• Given instruction: Return the lines below that carry the word "data".

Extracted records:

== == ==

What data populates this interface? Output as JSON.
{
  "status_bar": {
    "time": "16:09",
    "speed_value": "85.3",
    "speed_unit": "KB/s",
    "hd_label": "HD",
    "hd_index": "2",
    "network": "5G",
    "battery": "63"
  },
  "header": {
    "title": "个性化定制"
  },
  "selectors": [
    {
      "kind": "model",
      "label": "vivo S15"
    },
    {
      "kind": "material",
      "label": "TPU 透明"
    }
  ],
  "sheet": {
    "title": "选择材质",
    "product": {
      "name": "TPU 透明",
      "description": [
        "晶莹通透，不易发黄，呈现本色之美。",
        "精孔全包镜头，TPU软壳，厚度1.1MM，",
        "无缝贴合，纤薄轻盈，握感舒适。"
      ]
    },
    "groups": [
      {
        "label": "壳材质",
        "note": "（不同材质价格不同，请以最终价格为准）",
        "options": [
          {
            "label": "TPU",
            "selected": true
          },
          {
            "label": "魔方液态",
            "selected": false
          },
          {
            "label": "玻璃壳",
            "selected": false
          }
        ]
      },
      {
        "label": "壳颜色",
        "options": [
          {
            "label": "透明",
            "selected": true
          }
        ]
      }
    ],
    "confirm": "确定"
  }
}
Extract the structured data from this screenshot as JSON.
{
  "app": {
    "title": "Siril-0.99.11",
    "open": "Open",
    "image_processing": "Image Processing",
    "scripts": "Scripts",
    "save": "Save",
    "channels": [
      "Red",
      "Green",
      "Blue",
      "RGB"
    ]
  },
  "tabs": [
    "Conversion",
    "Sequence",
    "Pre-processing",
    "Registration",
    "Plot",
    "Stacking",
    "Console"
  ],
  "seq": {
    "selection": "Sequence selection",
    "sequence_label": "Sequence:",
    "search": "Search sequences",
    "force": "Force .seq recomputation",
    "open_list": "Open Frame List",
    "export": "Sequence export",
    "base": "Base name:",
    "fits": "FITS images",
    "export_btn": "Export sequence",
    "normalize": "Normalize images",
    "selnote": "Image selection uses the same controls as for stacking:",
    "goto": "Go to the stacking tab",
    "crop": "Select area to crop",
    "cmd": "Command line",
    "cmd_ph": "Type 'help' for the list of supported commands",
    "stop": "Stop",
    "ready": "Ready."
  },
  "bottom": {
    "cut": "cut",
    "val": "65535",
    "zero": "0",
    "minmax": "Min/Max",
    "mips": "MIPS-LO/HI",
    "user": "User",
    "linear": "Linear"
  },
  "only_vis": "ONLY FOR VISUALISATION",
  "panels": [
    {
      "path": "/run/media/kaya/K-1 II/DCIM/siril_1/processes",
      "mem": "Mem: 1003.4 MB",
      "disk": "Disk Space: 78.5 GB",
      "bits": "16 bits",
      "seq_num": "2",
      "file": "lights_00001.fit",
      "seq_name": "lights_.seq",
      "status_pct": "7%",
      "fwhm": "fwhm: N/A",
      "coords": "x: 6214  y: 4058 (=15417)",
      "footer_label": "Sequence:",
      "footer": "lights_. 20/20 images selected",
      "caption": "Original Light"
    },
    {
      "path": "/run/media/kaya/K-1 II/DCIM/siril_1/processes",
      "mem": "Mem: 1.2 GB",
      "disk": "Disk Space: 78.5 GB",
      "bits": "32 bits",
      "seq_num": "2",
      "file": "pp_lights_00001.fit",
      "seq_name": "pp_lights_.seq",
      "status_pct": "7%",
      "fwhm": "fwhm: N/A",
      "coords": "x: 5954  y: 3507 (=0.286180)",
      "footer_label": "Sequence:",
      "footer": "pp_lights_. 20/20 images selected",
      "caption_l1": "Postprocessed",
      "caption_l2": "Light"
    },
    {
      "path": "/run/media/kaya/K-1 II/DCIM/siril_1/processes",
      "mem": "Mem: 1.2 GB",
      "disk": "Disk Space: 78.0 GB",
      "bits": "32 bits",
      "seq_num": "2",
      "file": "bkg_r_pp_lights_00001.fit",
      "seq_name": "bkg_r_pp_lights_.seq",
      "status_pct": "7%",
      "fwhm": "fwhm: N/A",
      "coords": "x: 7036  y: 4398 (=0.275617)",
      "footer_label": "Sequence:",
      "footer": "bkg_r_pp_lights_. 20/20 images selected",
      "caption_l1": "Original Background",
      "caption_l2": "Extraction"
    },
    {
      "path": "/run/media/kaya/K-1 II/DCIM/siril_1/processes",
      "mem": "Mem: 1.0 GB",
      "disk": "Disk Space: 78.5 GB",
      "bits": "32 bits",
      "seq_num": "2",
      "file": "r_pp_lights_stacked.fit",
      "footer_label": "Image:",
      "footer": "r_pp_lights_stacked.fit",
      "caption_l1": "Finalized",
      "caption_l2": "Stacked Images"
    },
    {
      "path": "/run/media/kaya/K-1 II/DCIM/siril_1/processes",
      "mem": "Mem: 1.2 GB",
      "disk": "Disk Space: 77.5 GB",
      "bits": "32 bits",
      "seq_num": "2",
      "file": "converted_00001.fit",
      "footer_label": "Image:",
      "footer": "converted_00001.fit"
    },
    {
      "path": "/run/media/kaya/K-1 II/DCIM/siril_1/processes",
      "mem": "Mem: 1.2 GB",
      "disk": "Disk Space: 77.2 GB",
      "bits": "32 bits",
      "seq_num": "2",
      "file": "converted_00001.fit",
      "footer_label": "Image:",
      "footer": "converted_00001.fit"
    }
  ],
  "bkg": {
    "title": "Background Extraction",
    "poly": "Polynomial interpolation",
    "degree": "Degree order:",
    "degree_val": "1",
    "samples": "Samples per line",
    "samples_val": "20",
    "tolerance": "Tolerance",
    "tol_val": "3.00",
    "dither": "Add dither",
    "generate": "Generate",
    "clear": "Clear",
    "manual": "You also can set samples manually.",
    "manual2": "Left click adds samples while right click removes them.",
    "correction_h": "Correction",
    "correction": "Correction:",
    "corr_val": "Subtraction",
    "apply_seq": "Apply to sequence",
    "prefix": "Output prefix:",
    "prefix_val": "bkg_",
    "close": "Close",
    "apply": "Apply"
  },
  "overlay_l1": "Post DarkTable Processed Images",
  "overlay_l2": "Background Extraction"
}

== == ==

• Written reply:
What data populates this interface? Output as JSON.
Extract the structured data from this screenshot as JSON.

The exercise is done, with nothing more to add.